Search the entries below for "they", and copy each line where it appears.

§ DATA FOR THE TASK
━━━
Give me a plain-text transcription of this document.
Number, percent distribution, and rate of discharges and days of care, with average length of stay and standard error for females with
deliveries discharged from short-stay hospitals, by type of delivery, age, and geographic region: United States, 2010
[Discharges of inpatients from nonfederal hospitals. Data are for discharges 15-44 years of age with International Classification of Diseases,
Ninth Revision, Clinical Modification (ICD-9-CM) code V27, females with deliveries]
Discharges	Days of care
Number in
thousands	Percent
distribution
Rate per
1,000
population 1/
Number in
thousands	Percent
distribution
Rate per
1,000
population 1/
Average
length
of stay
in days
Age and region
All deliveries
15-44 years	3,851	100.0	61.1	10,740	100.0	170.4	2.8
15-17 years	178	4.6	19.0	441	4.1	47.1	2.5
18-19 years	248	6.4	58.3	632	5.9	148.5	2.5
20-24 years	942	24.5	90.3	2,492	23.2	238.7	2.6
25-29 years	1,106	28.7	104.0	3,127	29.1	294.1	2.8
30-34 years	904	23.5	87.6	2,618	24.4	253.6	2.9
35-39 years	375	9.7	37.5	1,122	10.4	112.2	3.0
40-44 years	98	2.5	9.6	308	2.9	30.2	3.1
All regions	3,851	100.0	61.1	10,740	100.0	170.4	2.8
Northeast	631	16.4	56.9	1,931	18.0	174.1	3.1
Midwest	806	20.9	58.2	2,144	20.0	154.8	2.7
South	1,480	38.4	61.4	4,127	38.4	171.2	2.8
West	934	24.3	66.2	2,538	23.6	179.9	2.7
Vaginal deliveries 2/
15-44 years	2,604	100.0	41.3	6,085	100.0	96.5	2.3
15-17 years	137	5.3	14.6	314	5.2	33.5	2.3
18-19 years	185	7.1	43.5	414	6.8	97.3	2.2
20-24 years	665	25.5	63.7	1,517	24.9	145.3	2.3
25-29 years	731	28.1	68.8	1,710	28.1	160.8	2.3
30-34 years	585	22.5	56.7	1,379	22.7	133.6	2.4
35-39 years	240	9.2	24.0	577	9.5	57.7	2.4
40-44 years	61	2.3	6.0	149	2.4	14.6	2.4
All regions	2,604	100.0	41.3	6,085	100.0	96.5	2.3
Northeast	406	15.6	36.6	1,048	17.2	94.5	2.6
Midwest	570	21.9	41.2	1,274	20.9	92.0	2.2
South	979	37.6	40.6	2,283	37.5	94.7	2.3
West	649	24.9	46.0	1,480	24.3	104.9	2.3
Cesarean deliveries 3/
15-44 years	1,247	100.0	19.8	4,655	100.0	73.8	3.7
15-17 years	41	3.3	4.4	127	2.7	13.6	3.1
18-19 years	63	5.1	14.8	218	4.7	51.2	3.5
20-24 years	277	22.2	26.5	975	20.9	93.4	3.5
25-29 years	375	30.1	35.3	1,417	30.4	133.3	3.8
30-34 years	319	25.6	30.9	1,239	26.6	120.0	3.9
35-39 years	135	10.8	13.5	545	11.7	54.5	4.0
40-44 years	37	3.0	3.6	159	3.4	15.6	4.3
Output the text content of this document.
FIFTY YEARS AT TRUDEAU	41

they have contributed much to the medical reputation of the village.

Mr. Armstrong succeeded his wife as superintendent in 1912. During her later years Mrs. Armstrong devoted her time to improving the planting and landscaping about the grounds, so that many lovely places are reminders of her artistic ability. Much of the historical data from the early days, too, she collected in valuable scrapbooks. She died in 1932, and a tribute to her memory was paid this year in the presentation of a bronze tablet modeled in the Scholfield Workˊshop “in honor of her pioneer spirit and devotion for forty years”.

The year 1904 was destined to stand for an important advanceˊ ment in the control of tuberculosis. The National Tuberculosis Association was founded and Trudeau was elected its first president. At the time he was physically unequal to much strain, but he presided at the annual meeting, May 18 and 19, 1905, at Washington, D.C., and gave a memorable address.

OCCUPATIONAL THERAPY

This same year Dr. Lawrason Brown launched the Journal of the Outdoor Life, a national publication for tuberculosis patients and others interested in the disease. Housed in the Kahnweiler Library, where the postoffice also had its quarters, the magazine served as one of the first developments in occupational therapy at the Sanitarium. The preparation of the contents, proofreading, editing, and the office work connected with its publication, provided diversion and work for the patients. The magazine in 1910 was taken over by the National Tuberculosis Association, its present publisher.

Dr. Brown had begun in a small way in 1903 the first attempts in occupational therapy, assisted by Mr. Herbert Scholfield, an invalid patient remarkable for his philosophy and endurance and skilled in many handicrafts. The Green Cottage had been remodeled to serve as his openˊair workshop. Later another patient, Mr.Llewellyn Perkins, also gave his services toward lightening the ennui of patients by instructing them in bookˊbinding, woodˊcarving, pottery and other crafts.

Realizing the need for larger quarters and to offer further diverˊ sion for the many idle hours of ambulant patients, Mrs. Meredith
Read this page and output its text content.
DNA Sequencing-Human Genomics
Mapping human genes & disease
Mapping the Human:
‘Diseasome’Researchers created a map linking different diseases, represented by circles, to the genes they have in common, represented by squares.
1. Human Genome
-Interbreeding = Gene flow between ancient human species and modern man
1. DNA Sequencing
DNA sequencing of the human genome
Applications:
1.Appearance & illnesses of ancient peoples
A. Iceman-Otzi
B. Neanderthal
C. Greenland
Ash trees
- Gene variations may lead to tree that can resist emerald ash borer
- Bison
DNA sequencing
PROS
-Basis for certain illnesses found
━━━
§ OUTPUT BELOW
they have contributed much to the medical reputation of the village.
‘Diseasome’Researchers created a map linking different diseases, represented by circles, to the genes they have in common, represented by squares.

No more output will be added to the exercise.